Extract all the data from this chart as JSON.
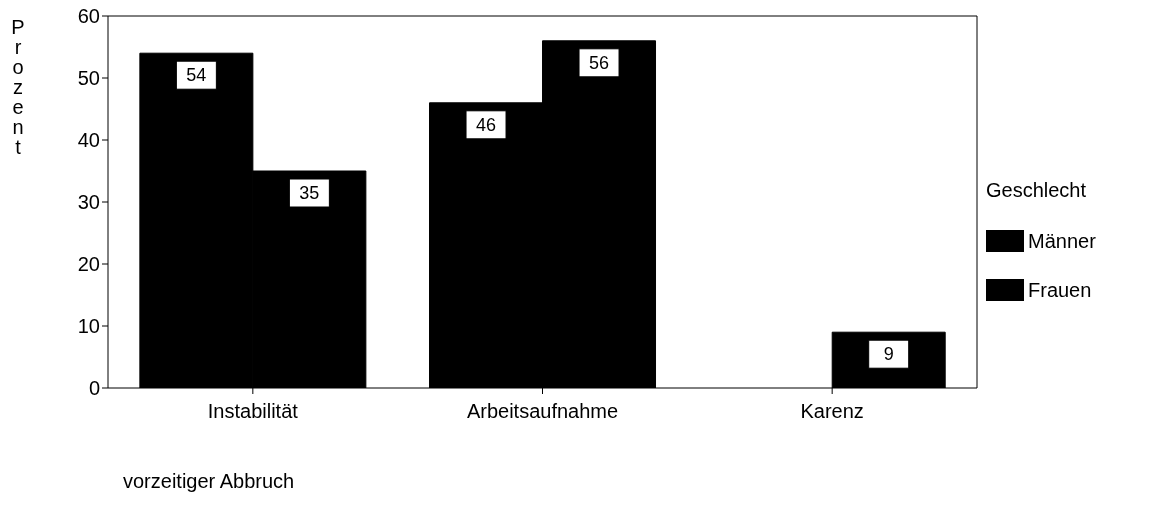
{
  "chart_data": {
    "type": "bar",
    "categories": [
      "Instabilität",
      "Arbeitsaufnahme",
      "Karenz"
    ],
    "series": [
      {
        "name": "Männer",
        "color": "#000000",
        "values": [
          54,
          46,
          null
        ]
      },
      {
        "name": "Frauen",
        "color": "#000000",
        "values": [
          35,
          56,
          9
        ]
      }
    ],
    "xlabel": "vorzeitiger Abbruch",
    "ylabel": "Prozent",
    "legend_title": "Geschlecht",
    "legend": "right",
    "ylim": [
      0,
      60
    ],
    "yticks": [
      0,
      10,
      20,
      30,
      40,
      50,
      60
    ],
    "grid": false,
    "data_labels": true
  }
}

____________________

Transcribe the listing in full. Omit the pictures and keep every line exact.

Extract all the data from this chart as JSON.
{
  "chart_data": {
    "type": "bar",
    "categories": [
      "Instabilität",
      "Arbeitsaufnahme",
      "Karenz"
    ],
    "series": [
      {
        "name": "Männer",
        "color": "#000000",
        "values": [
          54,
          46,
          null
        ]
      },
      {
        "name": "Frauen",
        "color": "#000000",
        "values": [
          35,
          56,
          9
        ]
      }
    ],
    "xlabel": "vorzeitiger Abbruch",
    "ylabel": "Prozent",
    "legend_title": "Geschlecht",
    "legend": "right",
    "ylim": [
      0,
      60
    ],
    "yticks": [
      0,
      10,
      20,
      30,
      40,
      50,
      60
    ],
    "grid": false,
    "data_labels": true
  }
}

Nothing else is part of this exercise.